### The task
Omitting all pictures, print the lines of the listing from the one containing "OCR this image." through the final line, both ends included, with no other text.

### Extracted records
::::::::::

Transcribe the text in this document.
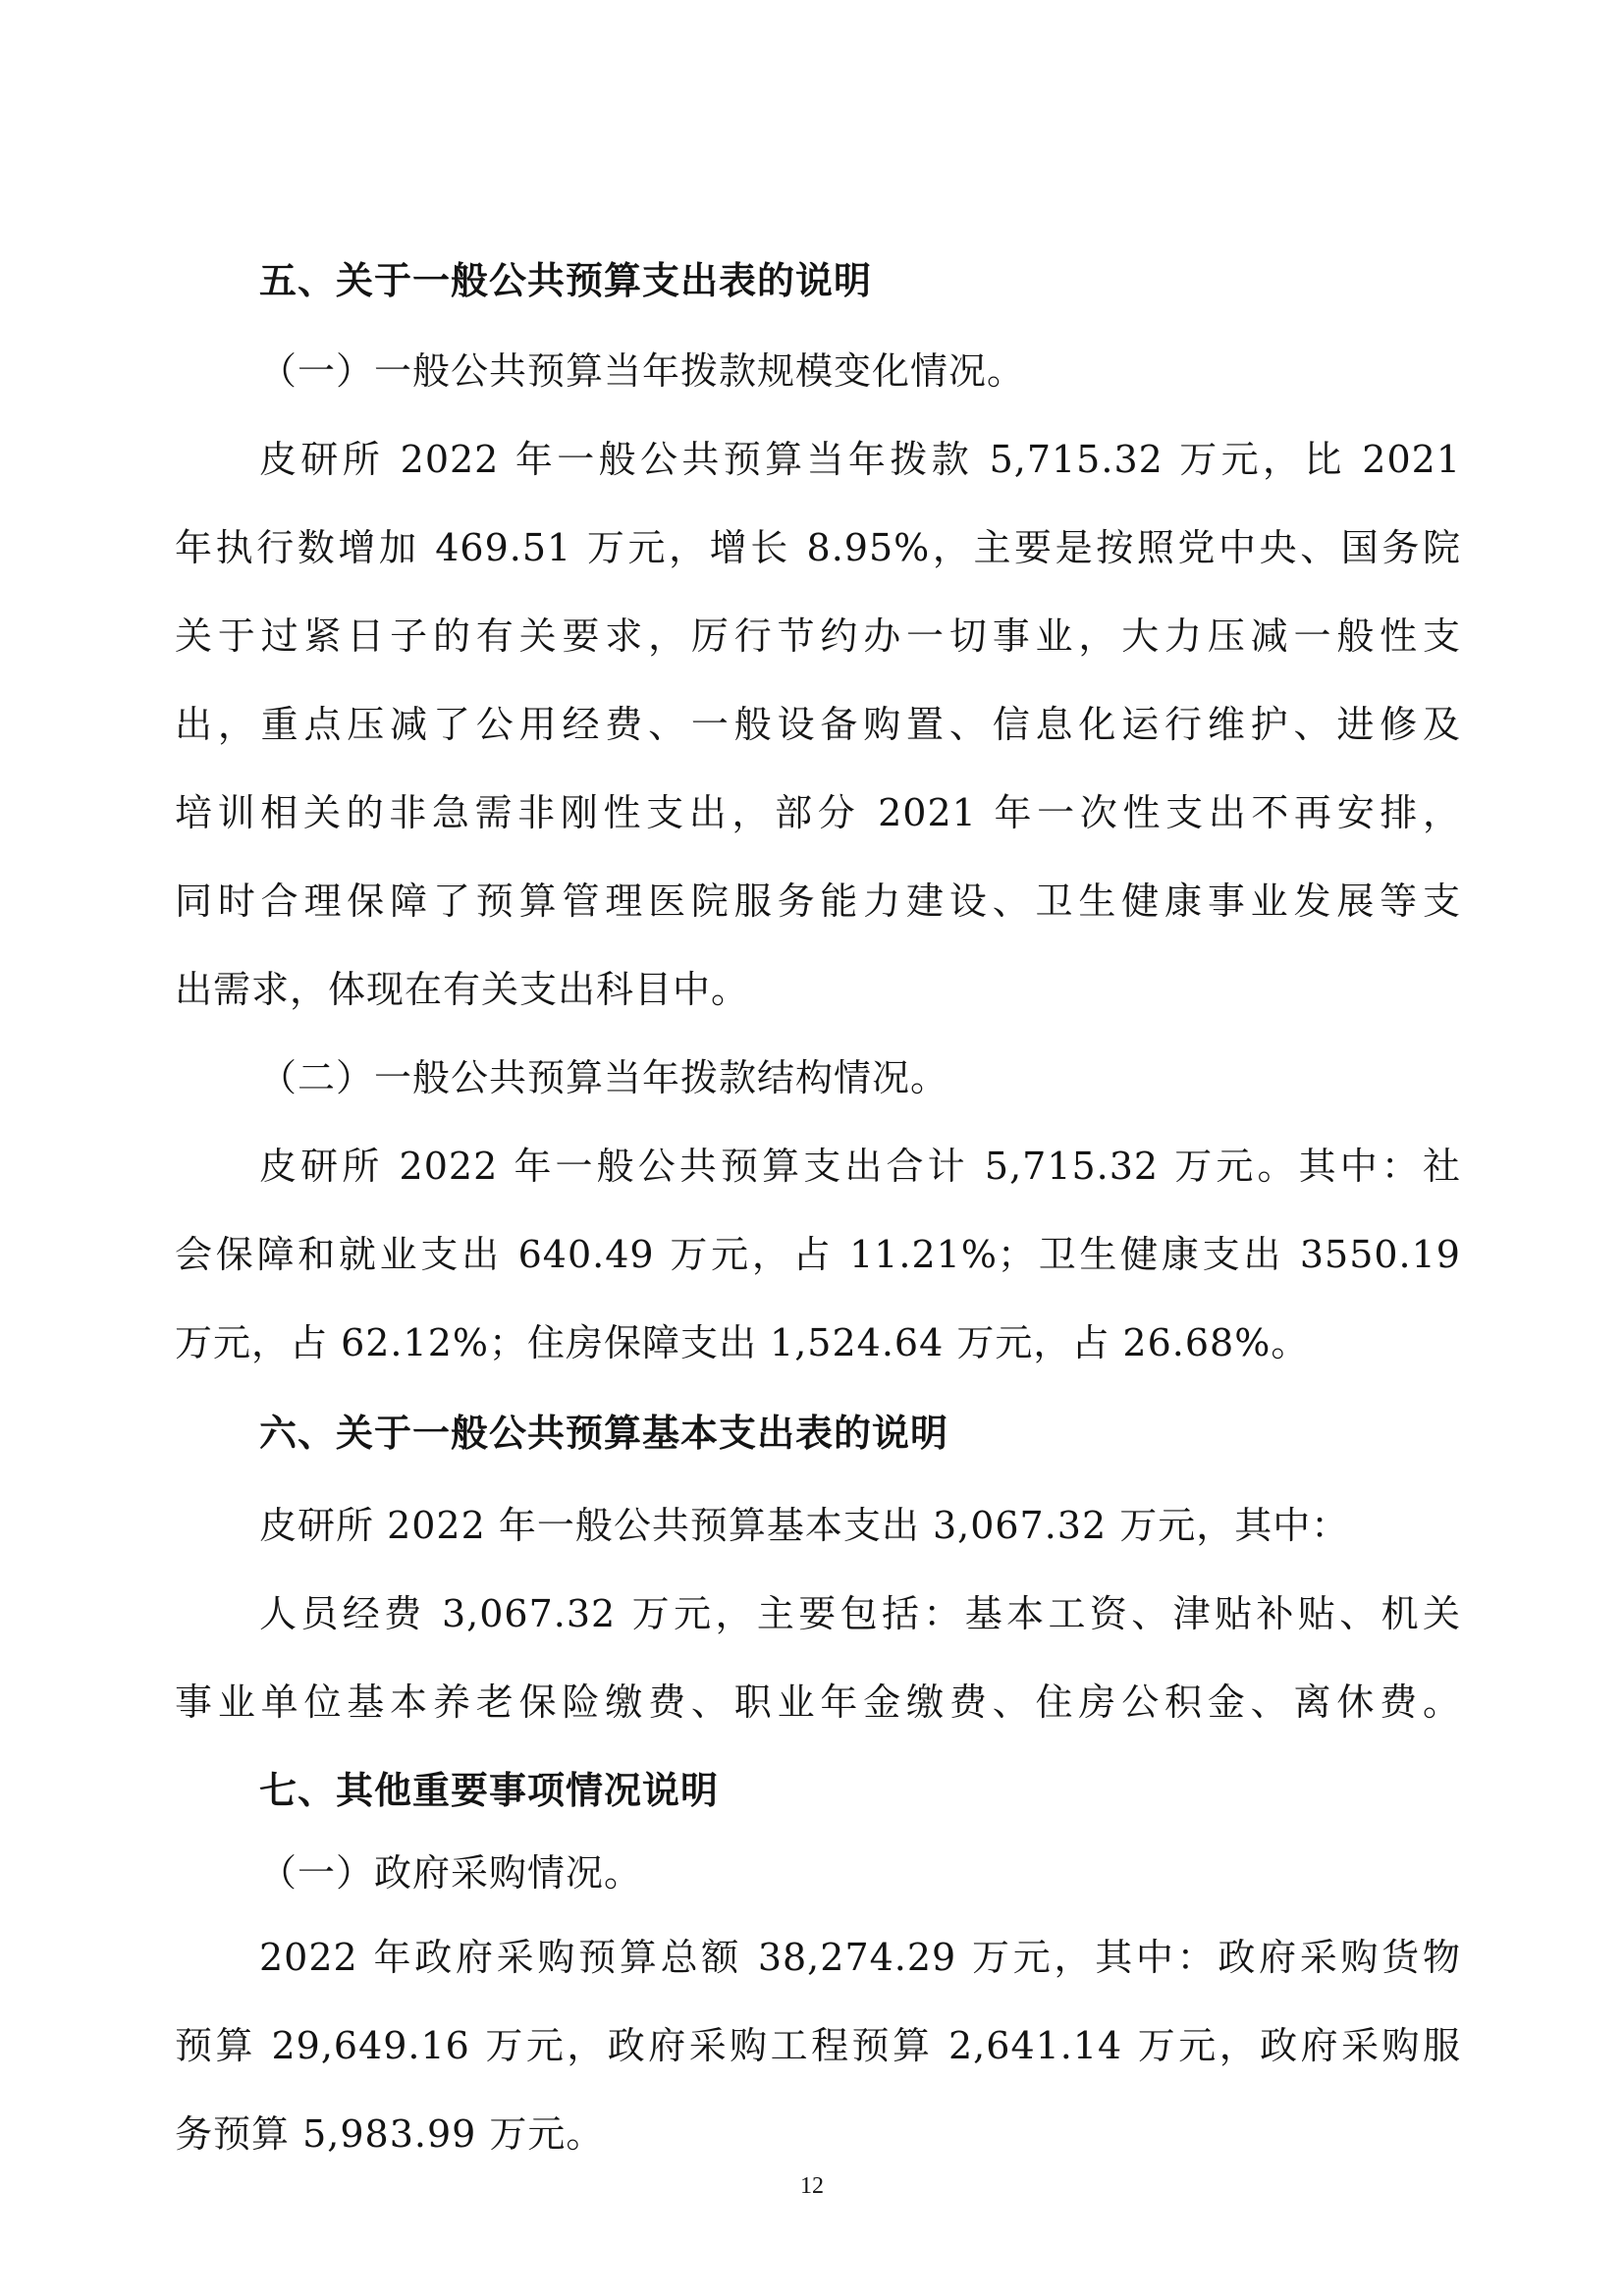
五、关于一般公共预算支出表的说明
（一）一般公共预算当年拨款规模变化情况。
皮研所 2022 年一般公共预算当年拨款 5,715.32 万元，比 2021
年执行数增加 469.51 万元，增长 8.95%，主要是按照党中央、国务院
关于过紧日子的有关要求，厉行节约办一切事业，大力压减一般性支
出，重点压减了公用经费、一般设备购置、信息化运行维护、进修及
培训相关的非急需非刚性支出，部分 2021 年一次性支出不再安排，
同时合理保障了预算管理医院服务能力建设、卫生健康事业发展等支
出需求，体现在有关支出科目中。
（二）一般公共预算当年拨款结构情况。
皮研所 2022 年一般公共预算支出合计 5,715.32 万元。其中：社
会保障和就业支出 640.49 万元，占 11.21%；卫生健康支出 3550.19
万元，占 62.12%；住房保障支出 1,524.64 万元，占 26.68%。
六、关于一般公共预算基本支出表的说明
皮研所 2022 年一般公共预算基本支出 3,067.32 万元，其中：
人员经费 3,067.32 万元，主要包括：基本工资、津贴补贴、机关
事业单位基本养老保险缴费、职业年金缴费、住房公积金、离休费。
七、其他重要事项情况说明
（一）政府采购情况。
2022 年政府采购预算总额 38,274.29 万元，其中：政府采购货物
预算 29,649.16 万元，政府采购工程预算 2,641.14 万元，政府采购服
务预算 5,983.99 万元。
12
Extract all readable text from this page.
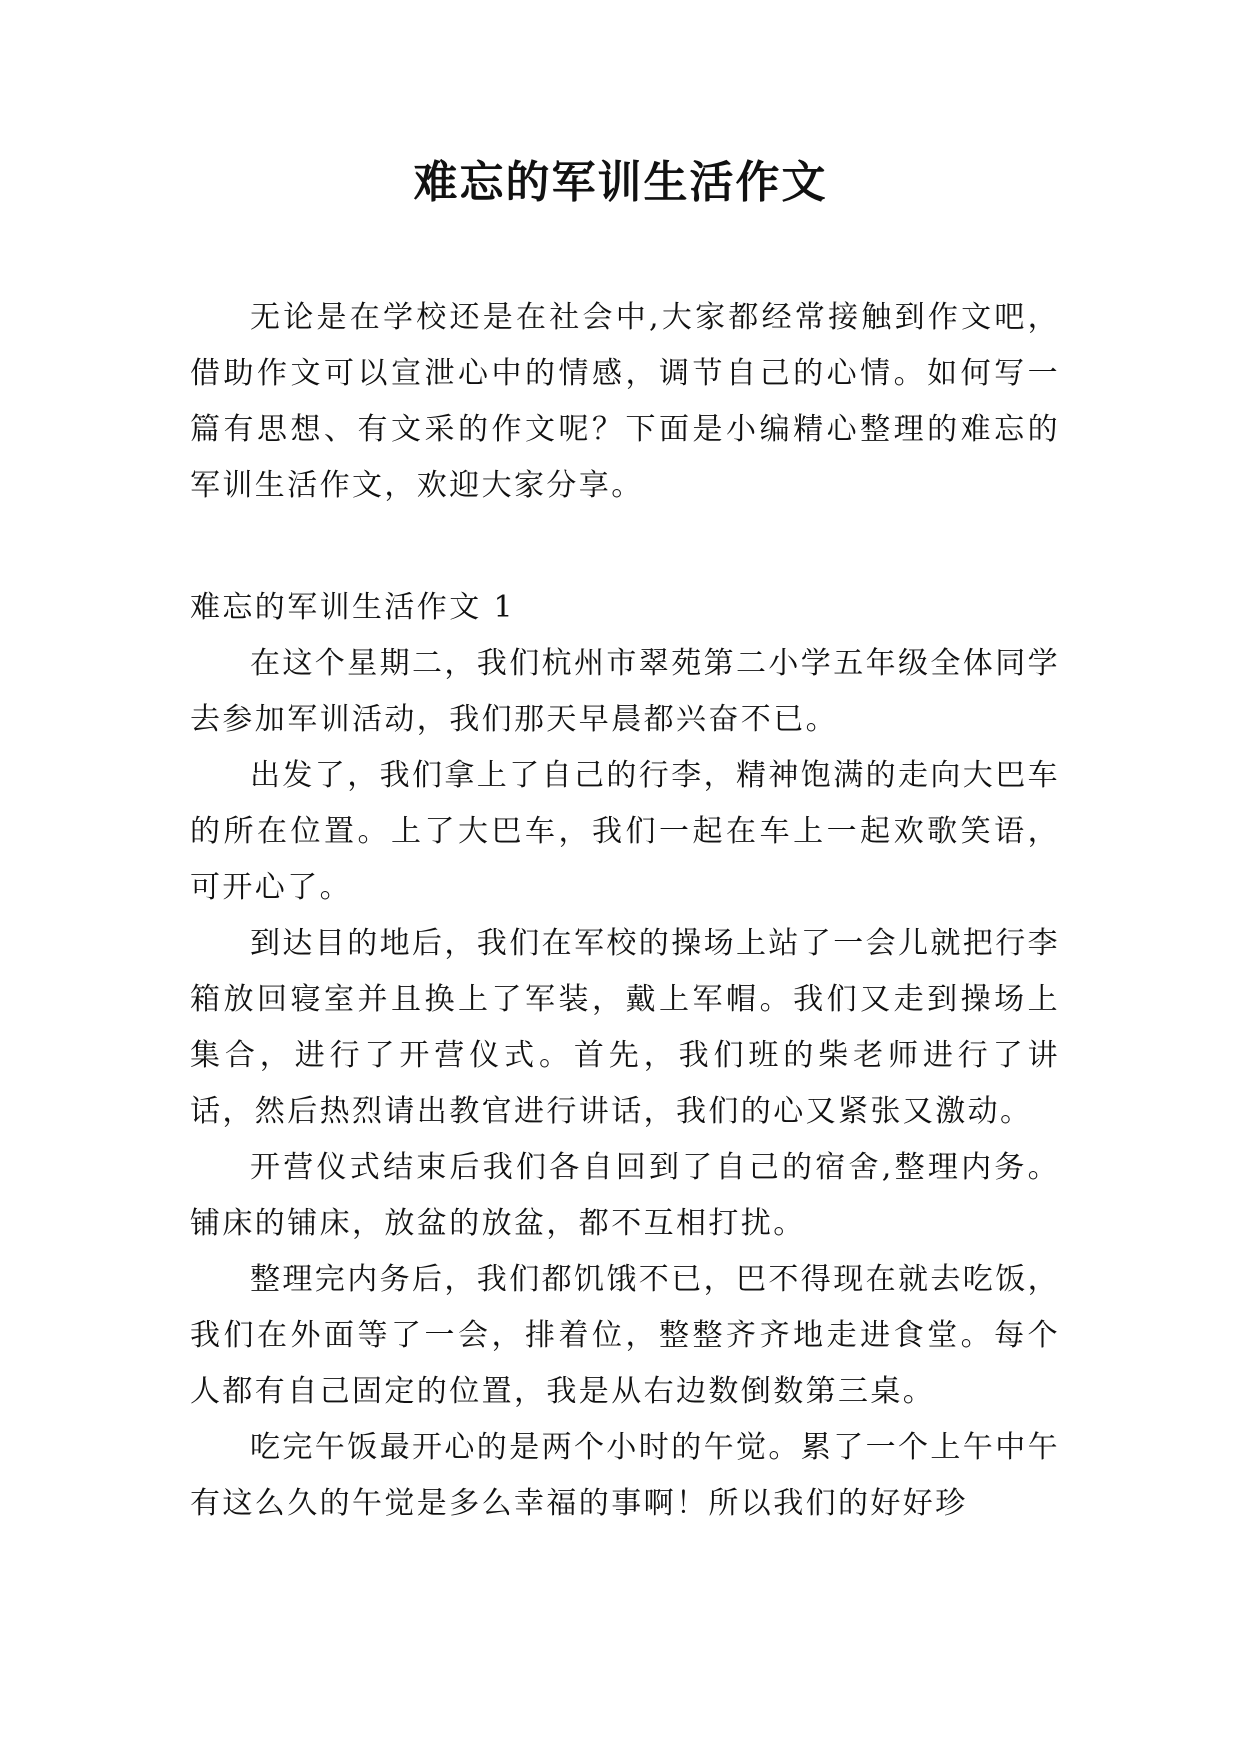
难忘的军训生活作文

无论是在学校还是在社会中,大家都经常接触到作文吧，借助作文可以宣泄心中的情感，调节自己的心情。如何写一篇有思想、有文采的作文呢？下面是小编精心整理的难忘的军训生活作文，欢迎大家分享。

难忘的军训生活作文 1

在这个星期二，我们杭州市翠苑第二小学五年级全体同学去参加军训活动，我们那天早晨都兴奋不已。

出发了，我们拿上了自己的行李，精神饱满的走向大巴车的所在位置。上了大巴车，我们一起在车上一起欢歌笑语，可开心了。

到达目的地后，我们在军校的操场上站了一会儿就把行李箱放回寝室并且换上了军装，戴上军帽。我们又走到操场上集合，进行了开营仪式。首先，我们班的柴老师进行了讲话，然后热烈请出教官进行讲话，我们的心又紧张又激动。

开营仪式结束后我们各自回到了自己的宿舍,整理内务。铺床的铺床，放盆的放盆，都不互相打扰。

整理完内务后，我们都饥饿不已，巴不得现在就去吃饭，我们在外面等了一会，排着位，整整齐齐地走进食堂。每个人都有自己固定的位置，我是从右边数倒数第三桌。

吃完午饭最开心的是两个小时的午觉。累了一个上午中午有这么久的午觉是多么幸福的事啊！所以我们的好好珍
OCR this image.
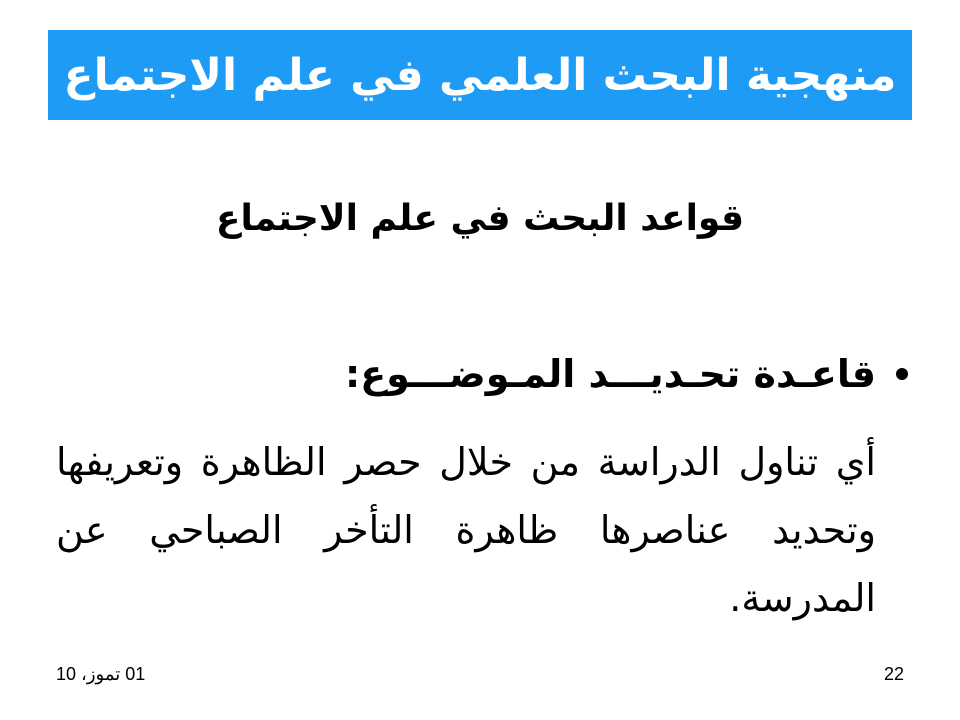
منهجية البحث العلمي في علم الاجتماع
قواعد البحث في علم الاجتماع
قاعـدة تحـديـــد المـوضـــوع:
أي تناول الدراسة من خلال حصر الظاهرة وتعريفها وتحديد عناصرها ظاهرة التأخر الصباحي عن المدرسة.
01 تموز، 10	22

::::::::::

### Correct response
OCR this image.
منهجية البحث العلمي في علم الاجتماع
قواعد البحث في علم الاجتماع
قاعـدة تحـديـــد المـوضـــوع:
أي تناول الدراسة من خلال حصر الظاهرة وتعريفها وتحديد عناصرها ظاهرة التأخر الصباحي عن المدرسة.
01 تموز، 10	22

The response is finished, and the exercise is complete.